Data for processing:
— Start —

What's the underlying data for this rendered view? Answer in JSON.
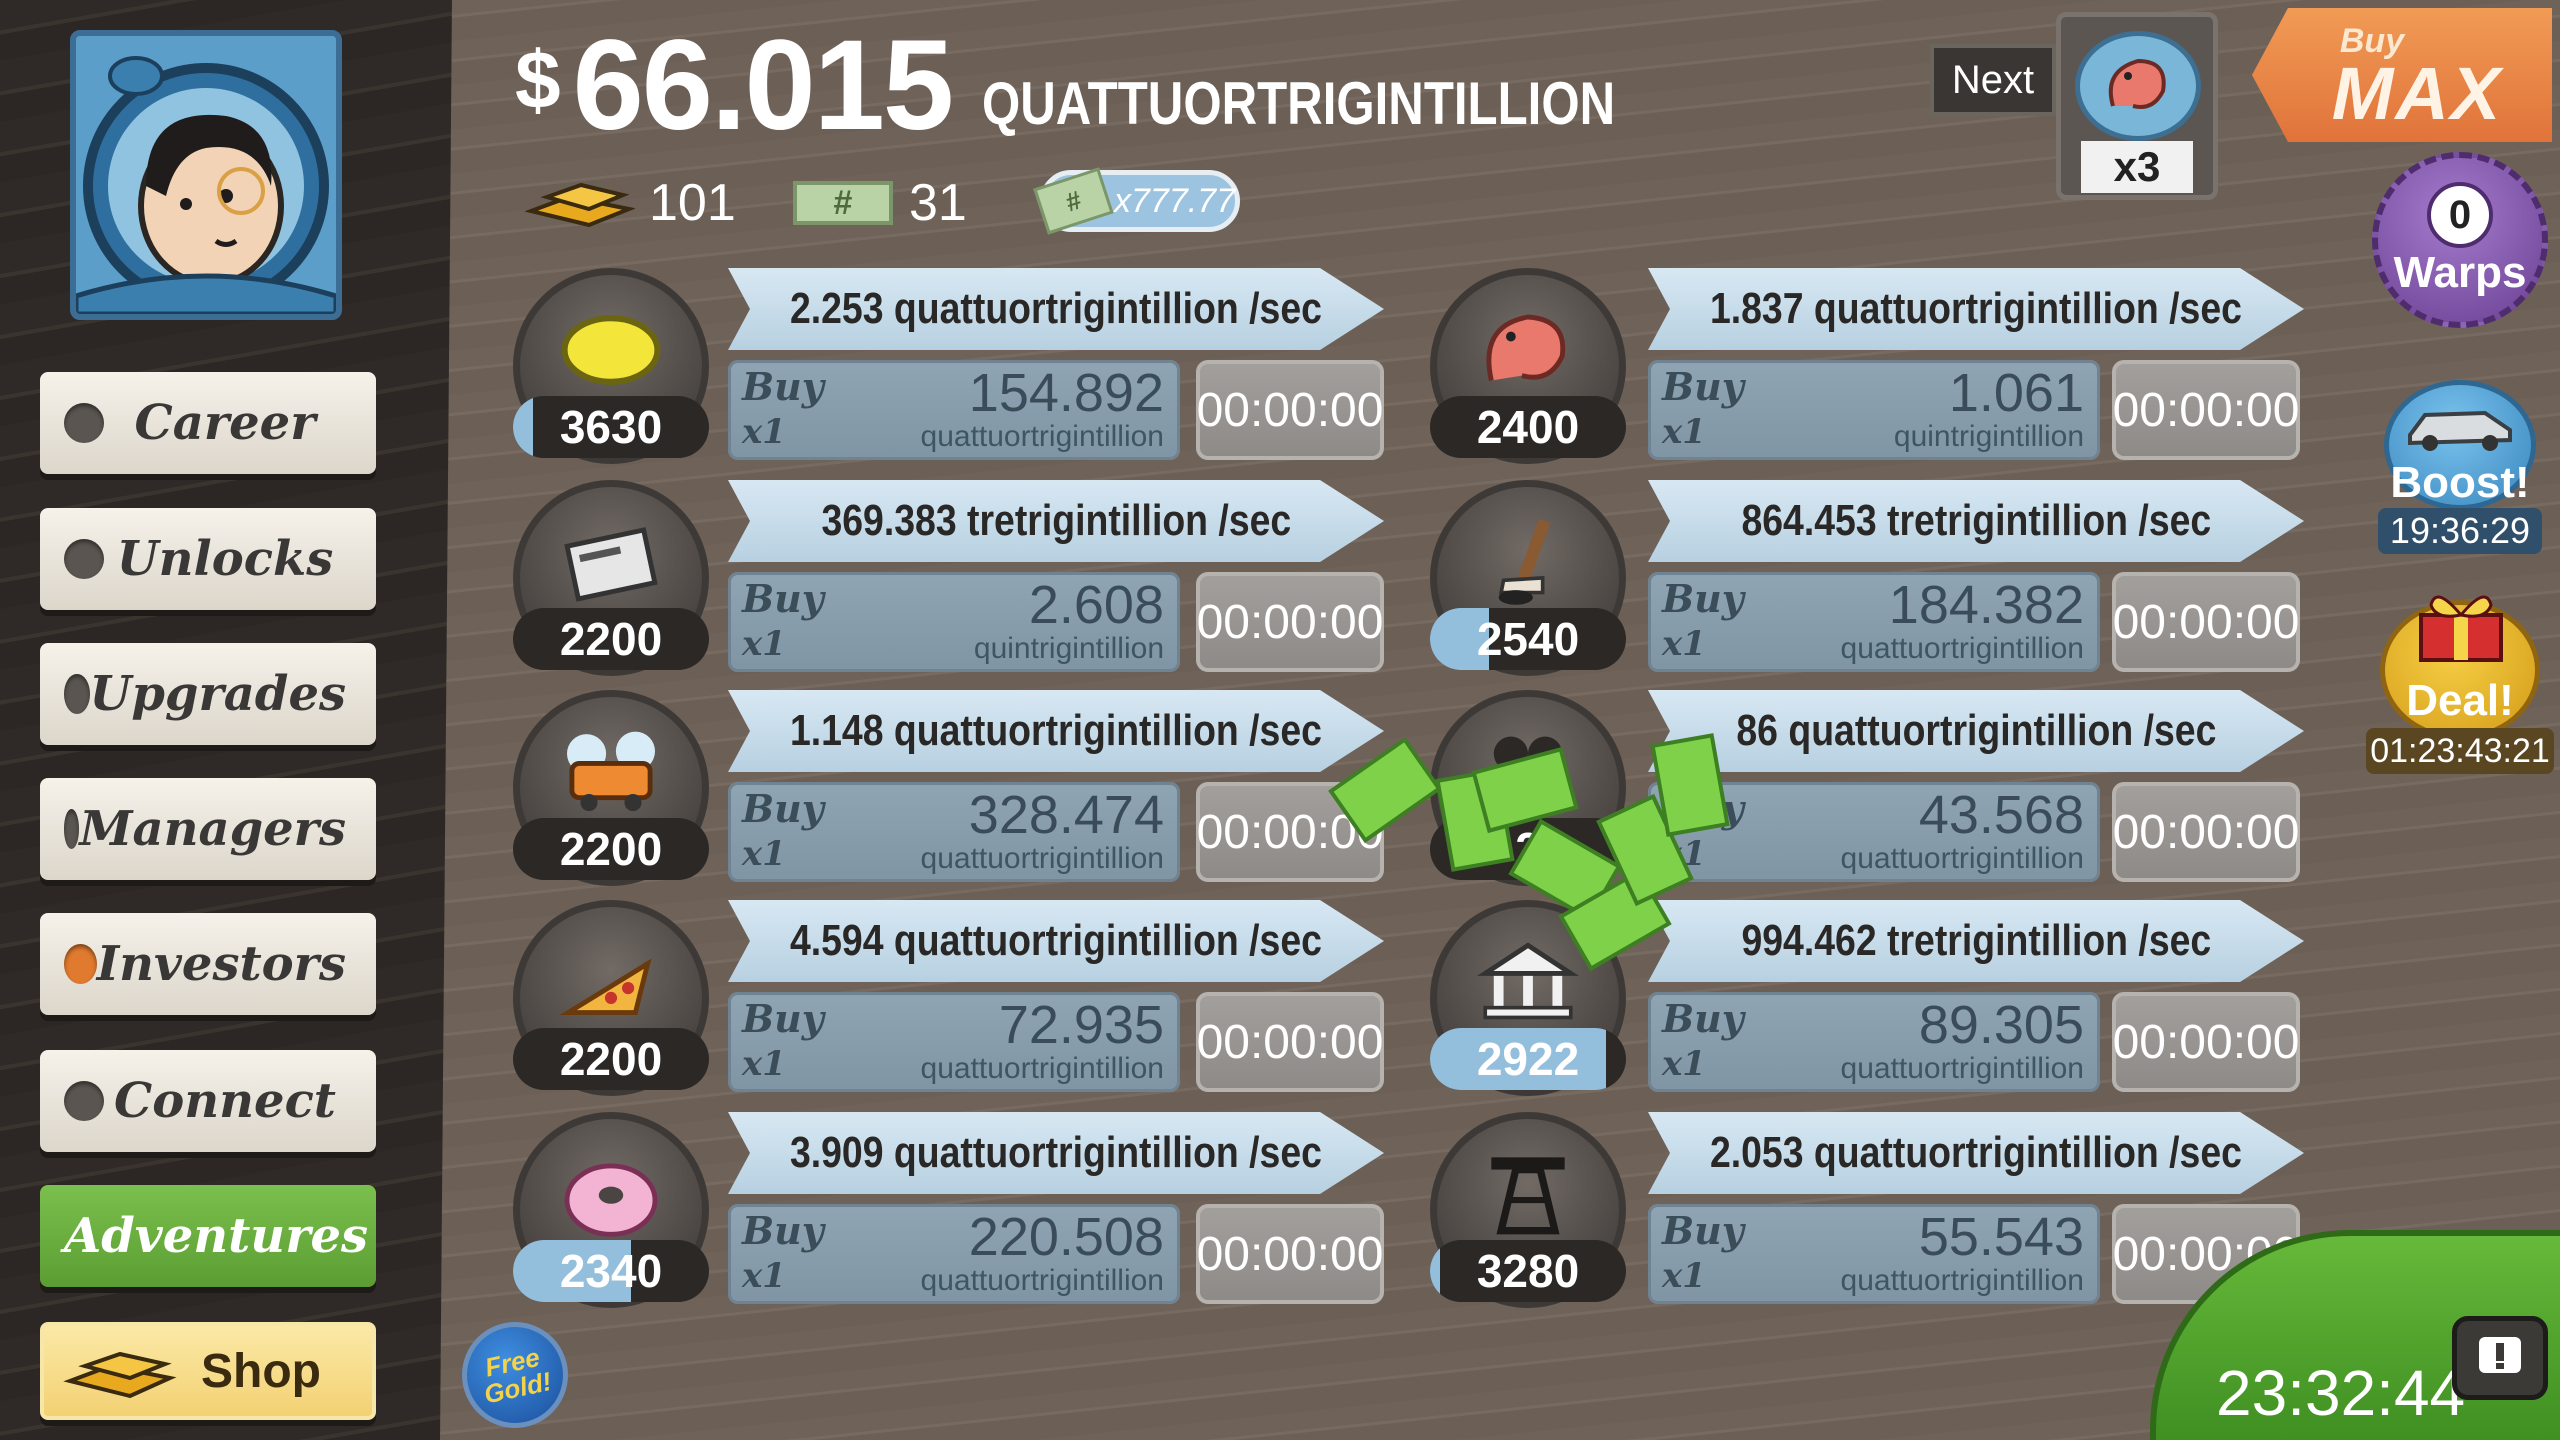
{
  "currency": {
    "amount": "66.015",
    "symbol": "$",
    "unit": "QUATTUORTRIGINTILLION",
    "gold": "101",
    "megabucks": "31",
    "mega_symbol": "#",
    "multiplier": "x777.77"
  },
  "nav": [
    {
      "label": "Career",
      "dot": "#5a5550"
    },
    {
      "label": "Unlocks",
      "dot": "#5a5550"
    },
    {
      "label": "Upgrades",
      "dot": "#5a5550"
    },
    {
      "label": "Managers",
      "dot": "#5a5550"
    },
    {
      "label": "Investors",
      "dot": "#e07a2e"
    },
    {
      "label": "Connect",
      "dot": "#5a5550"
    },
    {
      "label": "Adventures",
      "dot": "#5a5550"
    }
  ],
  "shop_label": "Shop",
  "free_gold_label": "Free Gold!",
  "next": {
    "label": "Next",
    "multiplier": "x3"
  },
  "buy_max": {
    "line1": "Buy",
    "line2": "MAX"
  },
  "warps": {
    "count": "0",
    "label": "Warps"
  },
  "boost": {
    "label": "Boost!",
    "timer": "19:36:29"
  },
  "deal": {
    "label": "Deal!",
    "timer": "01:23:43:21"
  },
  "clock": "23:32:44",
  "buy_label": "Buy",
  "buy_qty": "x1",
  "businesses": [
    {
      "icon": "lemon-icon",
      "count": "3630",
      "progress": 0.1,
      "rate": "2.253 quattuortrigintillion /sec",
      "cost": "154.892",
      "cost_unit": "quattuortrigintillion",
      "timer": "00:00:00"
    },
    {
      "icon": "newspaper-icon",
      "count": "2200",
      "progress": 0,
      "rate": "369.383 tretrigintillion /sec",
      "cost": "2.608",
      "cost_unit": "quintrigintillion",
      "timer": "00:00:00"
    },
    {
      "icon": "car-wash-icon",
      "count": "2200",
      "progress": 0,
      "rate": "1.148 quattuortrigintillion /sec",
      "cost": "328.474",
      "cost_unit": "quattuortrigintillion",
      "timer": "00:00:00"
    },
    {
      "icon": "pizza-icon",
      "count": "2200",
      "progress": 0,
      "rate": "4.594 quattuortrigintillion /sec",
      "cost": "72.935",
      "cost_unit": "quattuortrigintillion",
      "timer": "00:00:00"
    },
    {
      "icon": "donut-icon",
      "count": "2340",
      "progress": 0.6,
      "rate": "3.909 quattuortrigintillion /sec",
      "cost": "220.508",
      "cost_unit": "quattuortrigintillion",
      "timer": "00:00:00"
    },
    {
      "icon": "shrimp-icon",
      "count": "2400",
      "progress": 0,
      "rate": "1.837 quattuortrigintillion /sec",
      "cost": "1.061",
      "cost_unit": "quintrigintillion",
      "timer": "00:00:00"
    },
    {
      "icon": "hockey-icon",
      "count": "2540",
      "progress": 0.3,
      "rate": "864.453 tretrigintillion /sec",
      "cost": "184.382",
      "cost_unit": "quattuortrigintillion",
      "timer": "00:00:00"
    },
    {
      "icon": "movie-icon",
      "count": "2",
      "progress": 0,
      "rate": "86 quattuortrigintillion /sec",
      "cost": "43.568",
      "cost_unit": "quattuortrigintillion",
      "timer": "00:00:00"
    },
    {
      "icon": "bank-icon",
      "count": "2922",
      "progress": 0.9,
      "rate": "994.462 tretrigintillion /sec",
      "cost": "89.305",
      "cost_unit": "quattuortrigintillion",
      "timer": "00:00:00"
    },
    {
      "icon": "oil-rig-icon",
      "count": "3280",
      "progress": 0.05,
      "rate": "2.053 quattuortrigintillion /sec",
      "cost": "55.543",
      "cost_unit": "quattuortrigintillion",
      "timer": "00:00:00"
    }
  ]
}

— End —
— Start —

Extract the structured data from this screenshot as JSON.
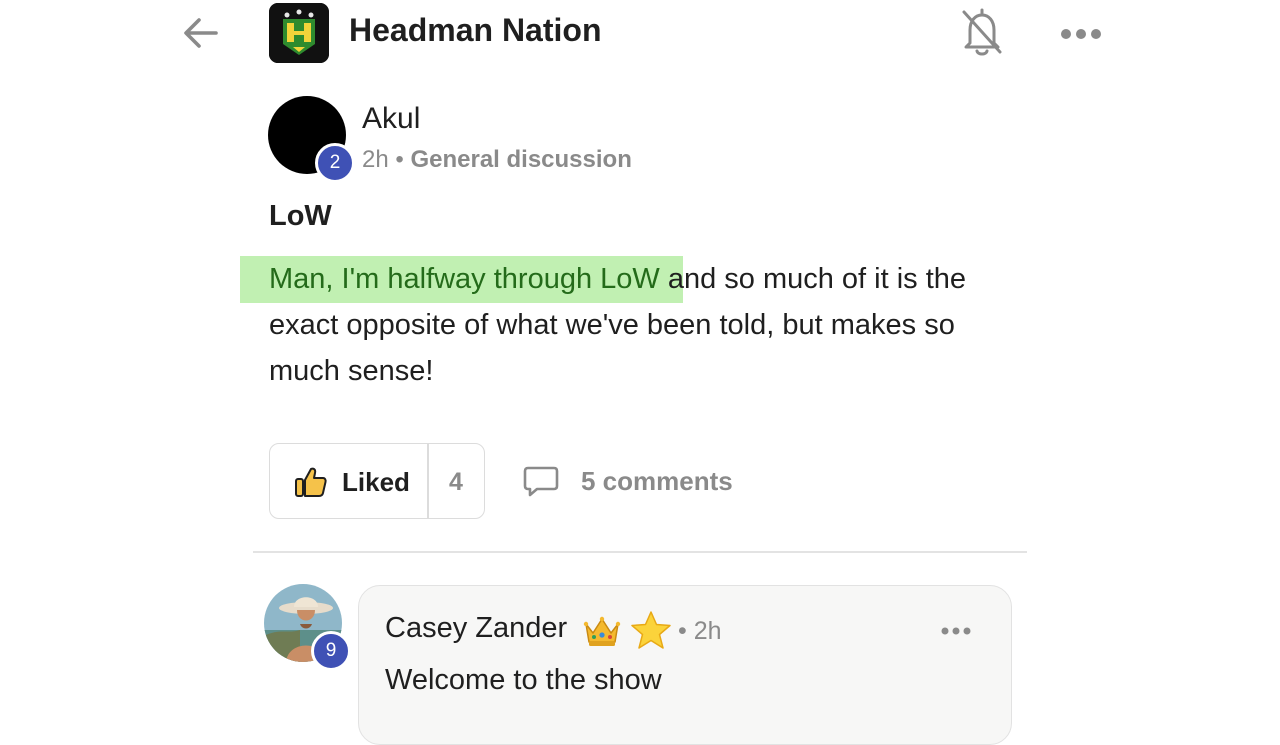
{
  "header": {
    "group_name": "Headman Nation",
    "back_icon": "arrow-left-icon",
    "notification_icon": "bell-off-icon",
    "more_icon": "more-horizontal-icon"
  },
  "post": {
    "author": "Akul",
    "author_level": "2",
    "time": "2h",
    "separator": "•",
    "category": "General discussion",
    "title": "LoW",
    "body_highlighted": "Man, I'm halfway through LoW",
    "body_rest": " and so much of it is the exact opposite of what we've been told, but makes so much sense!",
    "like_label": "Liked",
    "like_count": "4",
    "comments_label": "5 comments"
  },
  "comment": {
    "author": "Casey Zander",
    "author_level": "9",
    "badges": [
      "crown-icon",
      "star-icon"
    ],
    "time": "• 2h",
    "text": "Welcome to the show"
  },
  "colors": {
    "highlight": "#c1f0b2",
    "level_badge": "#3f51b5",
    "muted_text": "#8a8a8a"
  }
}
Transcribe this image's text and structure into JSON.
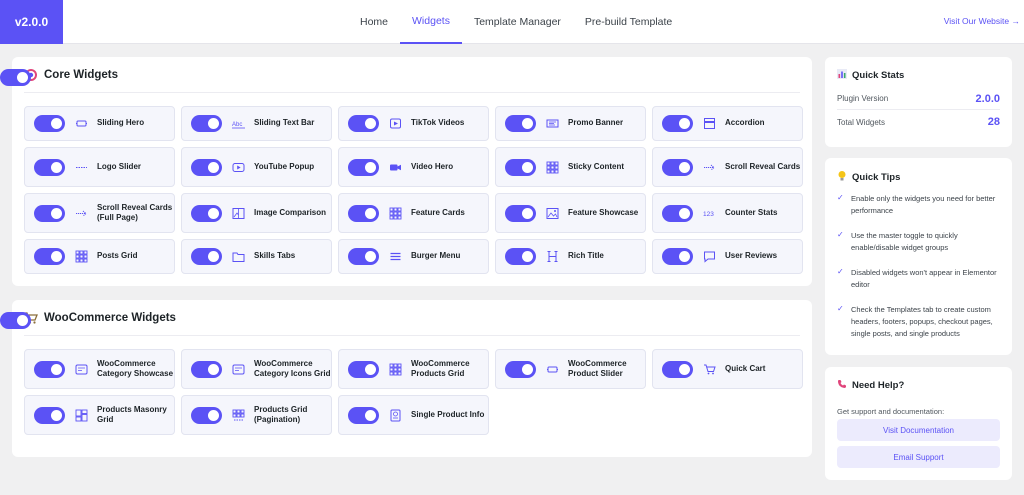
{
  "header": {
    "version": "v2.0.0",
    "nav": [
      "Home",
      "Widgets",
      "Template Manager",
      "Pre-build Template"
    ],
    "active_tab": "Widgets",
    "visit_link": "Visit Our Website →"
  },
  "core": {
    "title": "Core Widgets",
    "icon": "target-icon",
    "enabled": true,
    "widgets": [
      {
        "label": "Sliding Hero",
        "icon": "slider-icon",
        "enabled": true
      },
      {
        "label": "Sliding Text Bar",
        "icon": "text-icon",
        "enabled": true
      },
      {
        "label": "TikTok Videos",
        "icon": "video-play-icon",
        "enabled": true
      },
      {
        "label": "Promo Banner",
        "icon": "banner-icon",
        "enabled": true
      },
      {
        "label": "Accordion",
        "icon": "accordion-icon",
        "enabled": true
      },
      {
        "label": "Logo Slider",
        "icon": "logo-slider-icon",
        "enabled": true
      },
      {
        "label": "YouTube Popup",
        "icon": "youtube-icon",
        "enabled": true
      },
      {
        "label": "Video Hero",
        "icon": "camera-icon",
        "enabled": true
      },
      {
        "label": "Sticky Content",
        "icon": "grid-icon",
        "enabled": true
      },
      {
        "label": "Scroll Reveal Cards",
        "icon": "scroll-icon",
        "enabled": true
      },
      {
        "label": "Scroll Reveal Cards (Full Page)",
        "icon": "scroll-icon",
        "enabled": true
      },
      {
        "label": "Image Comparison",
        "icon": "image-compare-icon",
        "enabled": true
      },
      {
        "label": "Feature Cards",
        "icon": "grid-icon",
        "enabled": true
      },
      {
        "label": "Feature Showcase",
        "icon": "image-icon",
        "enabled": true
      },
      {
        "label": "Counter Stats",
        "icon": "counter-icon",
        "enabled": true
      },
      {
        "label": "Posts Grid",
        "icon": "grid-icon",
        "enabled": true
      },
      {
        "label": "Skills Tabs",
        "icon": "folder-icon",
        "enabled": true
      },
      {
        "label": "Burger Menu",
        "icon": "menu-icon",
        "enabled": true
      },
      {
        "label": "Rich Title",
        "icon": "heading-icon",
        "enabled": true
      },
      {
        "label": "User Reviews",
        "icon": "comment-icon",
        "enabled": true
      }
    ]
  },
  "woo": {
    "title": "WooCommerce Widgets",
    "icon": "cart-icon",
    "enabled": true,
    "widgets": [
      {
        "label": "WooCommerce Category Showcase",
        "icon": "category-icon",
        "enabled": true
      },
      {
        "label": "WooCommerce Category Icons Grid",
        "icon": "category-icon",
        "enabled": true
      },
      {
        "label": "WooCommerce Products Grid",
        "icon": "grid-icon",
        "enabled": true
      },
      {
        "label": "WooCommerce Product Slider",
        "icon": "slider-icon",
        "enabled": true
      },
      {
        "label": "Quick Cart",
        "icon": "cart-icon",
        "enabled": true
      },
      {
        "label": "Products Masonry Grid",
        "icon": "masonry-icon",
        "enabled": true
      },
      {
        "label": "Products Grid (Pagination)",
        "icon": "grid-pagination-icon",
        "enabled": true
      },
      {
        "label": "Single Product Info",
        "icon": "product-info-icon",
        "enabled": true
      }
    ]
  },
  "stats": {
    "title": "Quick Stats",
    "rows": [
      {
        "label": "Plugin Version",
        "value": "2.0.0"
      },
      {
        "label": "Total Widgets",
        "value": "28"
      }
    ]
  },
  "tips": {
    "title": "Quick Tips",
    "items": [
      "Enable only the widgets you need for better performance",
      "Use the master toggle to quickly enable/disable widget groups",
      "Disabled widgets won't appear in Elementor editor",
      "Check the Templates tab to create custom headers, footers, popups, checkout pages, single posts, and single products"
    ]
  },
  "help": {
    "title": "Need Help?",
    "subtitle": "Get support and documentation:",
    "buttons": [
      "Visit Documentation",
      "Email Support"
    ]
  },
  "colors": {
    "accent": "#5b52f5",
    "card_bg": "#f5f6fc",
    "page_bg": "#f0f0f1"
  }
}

— End —

Exercise brief:
In the data above, count the lines where the word "Visit" appears; reply with the number only.

Expected answer:
2